TO BE DONE
Output the entries word for word. Omit images.

Collected data entries
########

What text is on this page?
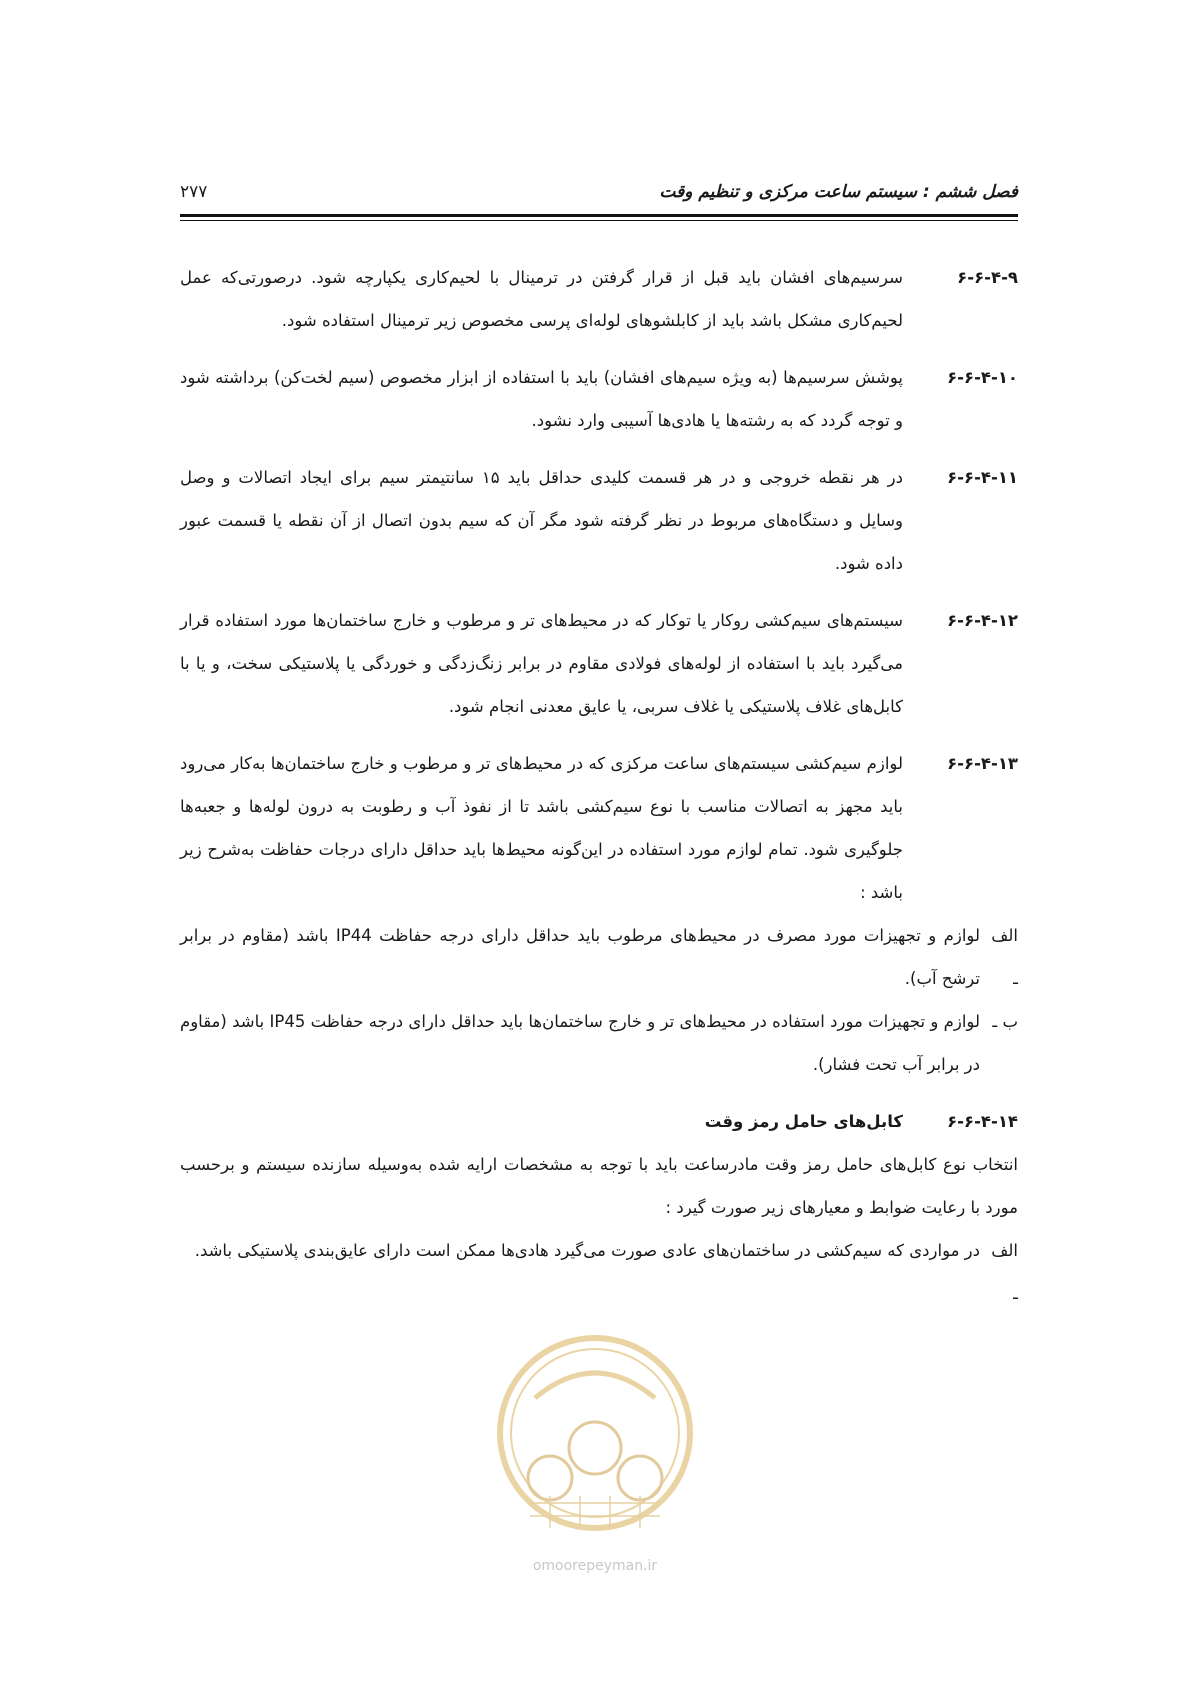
فصل ششم : سیستم ساعت مرکزی و تنظیم وقت
۲۷۷
۶-۶-۴-۹
سرسیم‌های افشان باید قبل از قرار گرفتن در ترمینال با لحیم‌کاری یکپارچه شود. درصورتی‌که عمل لحیم‌کاری مشکل باشد باید از کابلشوهای لوله‌ای پرسی مخصوص زیر ترمینال استفاده شود.
۶-۶-۴-۱۰
پوشش سرسیم‌ها (به ویژه سیم‌های افشان) باید با استفاده از ابزار مخصوص (سیم لخت‌کن) برداشته شود و توجه گردد که به رشته‌ها یا هادی‌ها آسیبی وارد نشود.
۶-۶-۴-۱۱
در هر نقطه خروجی و در هر قسمت کلیدی حداقل باید ۱۵ سانتیمتر سیم برای ایجاد اتصالات و وصل وسایل و دستگاه‌های مربوط در نظر گرفته شود مگر آن که سیم بدون اتصال از آن نقطه یا قسمت عبور داده شود.
۶-۶-۴-۱۲
سیستم‌های سیم‌کشی روکار یا توکار که در محیط‌های تر و مرطوب و خارج ساختمان‌ها مورد استفاده قرار می‌گیرد باید با استفاده از لوله‌های فولادی مقاوم در برابر زنگ‌زدگی و خوردگی یا پلاستیکی سخت، و یا با کابل‌های غلاف پلاستیکی یا غلاف سربی، یا عایق معدنی انجام شود.
۶-۶-۴-۱۳
لوازم سیم‌کشی سیستم‌های ساعت مرکزی که در محیط‌های تر و مرطوب و خارج ساختمان‌ها به‌کار می‌رود باید مجهز به اتصالات مناسب با نوع سیم‌کشی باشد تا از نفوذ آب و رطوبت به درون لوله‌ها و جعبه‌ها جلوگیری شود. تمام لوازم مورد استفاده در این‌گونه محیط‌ها باید حداقل دارای درجات حفاظت به‌شرح زیر باشد :
الف ـ
لوازم و تجهیزات مورد مصرف در محیط‌های مرطوب باید حداقل دارای درجه حفاظت IP44 باشد (مقاوم در برابر ترشح آب).
ب ـ
لوازم و تجهیزات مورد استفاده در محیط‌های تر و خارج ساختمان‌ها باید حداقل دارای درجه حفاظت IP45 باشد (مقاوم در برابر آب تحت فشار).
۶-۶-۴-۱۴
کابل‌های حامل رمز وقت
انتخاب نوع کابل‌های حامل رمز وقت مادرساعت باید با توجه به مشخصات ارایه شده به‌وسیله سازنده سیستم و برحسب مورد با رعایت ضوابط و معیارهای زیر صورت گیرد :
الف ـ
در مواردی که سیم‌کشی در ساختمان‌های عادی صورت می‌گیرد هادی‌ها ممکن است دارای عایق‌بندی پلاستیکی باشد.
omoorepeyman.ir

########

RESULT OF THE EXERCISE
What text is on this page?
فصل ششم : سیستم ساعت مرکزی و تنظیم وقت
۲۷۷
۶-۶-۴-۹
سرسیم‌های افشان باید قبل از قرار گرفتن در ترمینال با لحیم‌کاری یکپارچه شود. درصورتی‌که عمل لحیم‌کاری مشکل باشد باید از کابلشوهای لوله‌ای پرسی مخصوص زیر ترمینال استفاده شود.
۶-۶-۴-۱۰
پوشش سرسیم‌ها (به ویژه سیم‌های افشان) باید با استفاده از ابزار مخصوص (سیم لخت‌کن) برداشته شود و توجه گردد که به رشته‌ها یا هادی‌ها آسیبی وارد نشود.
۶-۶-۴-۱۱
در هر نقطه خروجی و در هر قسمت کلیدی حداقل باید ۱۵ سانتیمتر سیم برای ایجاد اتصالات و وصل وسایل و دستگاه‌های مربوط در نظر گرفته شود مگر آن که سیم بدون اتصال از آن نقطه یا قسمت عبور داده شود.
۶-۶-۴-۱۲
سیستم‌های سیم‌کشی روکار یا توکار که در محیط‌های تر و مرطوب و خارج ساختمان‌ها مورد استفاده قرار می‌گیرد باید با استفاده از لوله‌های فولادی مقاوم در برابر زنگ‌زدگی و خوردگی یا پلاستیکی سخت، و یا با کابل‌های غلاف پلاستیکی یا غلاف سربی، یا عایق معدنی انجام شود.
۶-۶-۴-۱۳
لوازم سیم‌کشی سیستم‌های ساعت مرکزی که در محیط‌های تر و مرطوب و خارج ساختمان‌ها به‌کار می‌رود باید مجهز به اتصالات مناسب با نوع سیم‌کشی باشد تا از نفوذ آب و رطوبت به درون لوله‌ها و جعبه‌ها جلوگیری شود. تمام لوازم مورد استفاده در این‌گونه محیط‌ها باید حداقل دارای درجات حفاظت به‌شرح زیر باشد :
الف ـ
لوازم و تجهیزات مورد مصرف در محیط‌های مرطوب باید حداقل دارای درجه حفاظت IP44 باشد (مقاوم در برابر ترشح آب).
ب ـ
لوازم و تجهیزات مورد استفاده در محیط‌های تر و خارج ساختمان‌ها باید حداقل دارای درجه حفاظت IP45 باشد (مقاوم در برابر آب تحت فشار).
۶-۶-۴-۱۴
کابل‌های حامل رمز وقت
انتخاب نوع کابل‌های حامل رمز وقت مادرساعت باید با توجه به مشخصات ارایه شده به‌وسیله سازنده سیستم و برحسب مورد با رعایت ضوابط و معیارهای زیر صورت گیرد :
الف ـ
در مواردی که سیم‌کشی در ساختمان‌های عادی صورت می‌گیرد هادی‌ها ممکن است دارای عایق‌بندی پلاستیکی باشد.
omoorepeyman.ir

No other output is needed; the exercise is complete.